Scan the listing below for the word "Smoking" and state how many lines hold it. Write nothing but the number.
______
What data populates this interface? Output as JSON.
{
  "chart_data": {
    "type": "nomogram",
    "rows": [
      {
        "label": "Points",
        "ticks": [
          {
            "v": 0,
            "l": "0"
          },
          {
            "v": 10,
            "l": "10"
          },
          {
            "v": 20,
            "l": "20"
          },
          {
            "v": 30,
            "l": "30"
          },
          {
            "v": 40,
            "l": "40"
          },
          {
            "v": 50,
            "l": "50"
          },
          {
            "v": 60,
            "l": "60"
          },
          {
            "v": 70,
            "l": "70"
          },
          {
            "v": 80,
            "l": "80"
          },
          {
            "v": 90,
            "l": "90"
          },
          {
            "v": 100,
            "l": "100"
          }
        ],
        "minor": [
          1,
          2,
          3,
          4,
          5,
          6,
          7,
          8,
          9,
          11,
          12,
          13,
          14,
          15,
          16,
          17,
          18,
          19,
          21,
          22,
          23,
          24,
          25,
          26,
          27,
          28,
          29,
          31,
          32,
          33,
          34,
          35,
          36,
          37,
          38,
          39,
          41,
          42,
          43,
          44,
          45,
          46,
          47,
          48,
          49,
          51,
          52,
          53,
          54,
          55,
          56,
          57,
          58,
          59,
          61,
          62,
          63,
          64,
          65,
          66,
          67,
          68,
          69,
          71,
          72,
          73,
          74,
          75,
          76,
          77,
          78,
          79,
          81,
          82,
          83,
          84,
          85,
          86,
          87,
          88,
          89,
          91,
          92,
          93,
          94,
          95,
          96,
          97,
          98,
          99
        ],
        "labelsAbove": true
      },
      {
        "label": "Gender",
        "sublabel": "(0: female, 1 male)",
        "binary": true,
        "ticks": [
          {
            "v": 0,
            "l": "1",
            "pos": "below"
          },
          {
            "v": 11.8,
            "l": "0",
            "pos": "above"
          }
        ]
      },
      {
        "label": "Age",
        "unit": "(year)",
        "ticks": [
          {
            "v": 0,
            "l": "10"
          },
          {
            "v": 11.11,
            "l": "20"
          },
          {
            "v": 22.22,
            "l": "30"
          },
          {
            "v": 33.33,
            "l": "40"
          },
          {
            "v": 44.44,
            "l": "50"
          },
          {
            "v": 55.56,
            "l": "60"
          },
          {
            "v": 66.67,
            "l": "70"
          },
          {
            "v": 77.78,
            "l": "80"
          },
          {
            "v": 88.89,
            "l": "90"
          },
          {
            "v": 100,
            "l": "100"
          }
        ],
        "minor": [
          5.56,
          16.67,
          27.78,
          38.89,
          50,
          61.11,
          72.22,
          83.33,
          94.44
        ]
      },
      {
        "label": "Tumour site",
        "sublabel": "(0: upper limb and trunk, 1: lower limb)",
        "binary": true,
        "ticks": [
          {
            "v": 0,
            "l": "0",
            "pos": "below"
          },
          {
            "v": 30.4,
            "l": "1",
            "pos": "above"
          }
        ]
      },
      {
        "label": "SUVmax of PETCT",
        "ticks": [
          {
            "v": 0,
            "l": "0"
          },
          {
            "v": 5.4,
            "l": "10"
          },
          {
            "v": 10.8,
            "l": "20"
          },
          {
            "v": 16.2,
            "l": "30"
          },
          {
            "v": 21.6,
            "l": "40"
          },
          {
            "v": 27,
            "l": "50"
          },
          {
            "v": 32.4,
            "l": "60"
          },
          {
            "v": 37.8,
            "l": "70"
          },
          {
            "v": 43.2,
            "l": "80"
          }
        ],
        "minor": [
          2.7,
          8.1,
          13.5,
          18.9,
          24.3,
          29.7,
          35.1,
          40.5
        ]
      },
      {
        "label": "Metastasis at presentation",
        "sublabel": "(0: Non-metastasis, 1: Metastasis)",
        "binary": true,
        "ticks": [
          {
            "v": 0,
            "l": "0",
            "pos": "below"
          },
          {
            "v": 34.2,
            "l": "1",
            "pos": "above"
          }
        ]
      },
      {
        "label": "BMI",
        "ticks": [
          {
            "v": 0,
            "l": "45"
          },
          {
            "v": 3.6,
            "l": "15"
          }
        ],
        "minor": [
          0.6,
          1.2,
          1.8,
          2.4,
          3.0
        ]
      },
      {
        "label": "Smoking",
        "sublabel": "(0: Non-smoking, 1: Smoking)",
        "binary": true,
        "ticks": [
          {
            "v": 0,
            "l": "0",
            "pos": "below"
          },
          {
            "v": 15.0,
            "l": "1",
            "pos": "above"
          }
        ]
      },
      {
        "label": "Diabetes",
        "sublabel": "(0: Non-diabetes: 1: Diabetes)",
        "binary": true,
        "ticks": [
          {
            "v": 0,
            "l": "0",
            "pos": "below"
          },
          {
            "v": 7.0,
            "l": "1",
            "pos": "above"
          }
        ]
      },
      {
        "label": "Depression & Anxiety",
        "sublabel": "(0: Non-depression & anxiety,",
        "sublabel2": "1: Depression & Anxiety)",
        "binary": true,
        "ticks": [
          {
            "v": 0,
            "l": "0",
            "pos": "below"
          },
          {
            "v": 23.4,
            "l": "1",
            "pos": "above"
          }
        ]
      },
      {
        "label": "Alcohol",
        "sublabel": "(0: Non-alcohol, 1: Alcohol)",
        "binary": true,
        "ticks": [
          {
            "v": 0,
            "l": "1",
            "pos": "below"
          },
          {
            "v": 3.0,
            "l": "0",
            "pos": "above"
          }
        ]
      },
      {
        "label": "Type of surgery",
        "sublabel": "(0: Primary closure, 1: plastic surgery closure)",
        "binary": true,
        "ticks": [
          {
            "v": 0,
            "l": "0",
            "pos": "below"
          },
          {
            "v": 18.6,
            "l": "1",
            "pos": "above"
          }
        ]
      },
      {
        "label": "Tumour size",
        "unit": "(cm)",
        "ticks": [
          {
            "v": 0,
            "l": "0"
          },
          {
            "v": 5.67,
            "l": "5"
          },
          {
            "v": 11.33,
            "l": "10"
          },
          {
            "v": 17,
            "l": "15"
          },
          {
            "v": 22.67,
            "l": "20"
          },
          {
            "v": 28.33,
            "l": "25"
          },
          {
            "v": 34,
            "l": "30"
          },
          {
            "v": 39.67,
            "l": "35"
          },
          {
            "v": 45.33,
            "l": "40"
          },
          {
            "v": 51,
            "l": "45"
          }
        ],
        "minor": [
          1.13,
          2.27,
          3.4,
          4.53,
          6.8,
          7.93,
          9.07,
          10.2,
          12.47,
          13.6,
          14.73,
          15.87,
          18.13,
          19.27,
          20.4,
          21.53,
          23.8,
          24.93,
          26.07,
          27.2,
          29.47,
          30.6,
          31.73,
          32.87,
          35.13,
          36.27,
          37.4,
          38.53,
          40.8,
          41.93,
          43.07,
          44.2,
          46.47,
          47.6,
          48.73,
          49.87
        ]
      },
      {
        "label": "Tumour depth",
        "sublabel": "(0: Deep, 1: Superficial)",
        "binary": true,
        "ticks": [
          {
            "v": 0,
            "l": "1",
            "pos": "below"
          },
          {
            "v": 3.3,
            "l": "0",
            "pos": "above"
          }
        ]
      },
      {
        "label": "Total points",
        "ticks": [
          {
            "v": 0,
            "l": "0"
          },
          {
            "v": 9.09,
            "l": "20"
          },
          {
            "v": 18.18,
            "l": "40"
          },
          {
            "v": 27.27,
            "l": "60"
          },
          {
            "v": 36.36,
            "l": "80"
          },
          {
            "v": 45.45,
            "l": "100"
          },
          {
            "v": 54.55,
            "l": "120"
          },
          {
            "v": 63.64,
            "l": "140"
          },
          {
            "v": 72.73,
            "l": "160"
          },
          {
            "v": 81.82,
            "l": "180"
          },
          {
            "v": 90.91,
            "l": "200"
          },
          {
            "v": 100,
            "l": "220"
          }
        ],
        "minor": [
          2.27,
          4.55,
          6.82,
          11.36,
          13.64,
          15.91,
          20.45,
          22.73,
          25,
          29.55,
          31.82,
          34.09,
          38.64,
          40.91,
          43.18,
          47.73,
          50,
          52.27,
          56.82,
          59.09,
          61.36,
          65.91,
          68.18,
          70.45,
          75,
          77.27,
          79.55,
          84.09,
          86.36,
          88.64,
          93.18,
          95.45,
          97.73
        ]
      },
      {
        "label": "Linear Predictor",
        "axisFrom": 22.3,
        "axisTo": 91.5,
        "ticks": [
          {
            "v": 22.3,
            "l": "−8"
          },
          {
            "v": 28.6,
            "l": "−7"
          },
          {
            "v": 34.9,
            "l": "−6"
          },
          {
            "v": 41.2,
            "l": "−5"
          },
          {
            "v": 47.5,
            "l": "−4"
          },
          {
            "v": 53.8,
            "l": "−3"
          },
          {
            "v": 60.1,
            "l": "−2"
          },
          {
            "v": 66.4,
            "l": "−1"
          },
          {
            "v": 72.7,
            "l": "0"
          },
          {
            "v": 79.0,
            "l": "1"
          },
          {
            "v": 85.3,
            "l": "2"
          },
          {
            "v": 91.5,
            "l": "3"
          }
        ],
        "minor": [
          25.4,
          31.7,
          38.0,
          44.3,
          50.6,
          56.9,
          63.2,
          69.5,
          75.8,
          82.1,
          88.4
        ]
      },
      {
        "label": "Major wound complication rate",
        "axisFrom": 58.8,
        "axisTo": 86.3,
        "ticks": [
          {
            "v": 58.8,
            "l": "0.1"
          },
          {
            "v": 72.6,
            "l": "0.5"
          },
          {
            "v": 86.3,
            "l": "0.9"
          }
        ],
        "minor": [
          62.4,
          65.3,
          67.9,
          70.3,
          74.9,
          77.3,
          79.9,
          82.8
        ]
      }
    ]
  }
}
______
» Expected answer: 2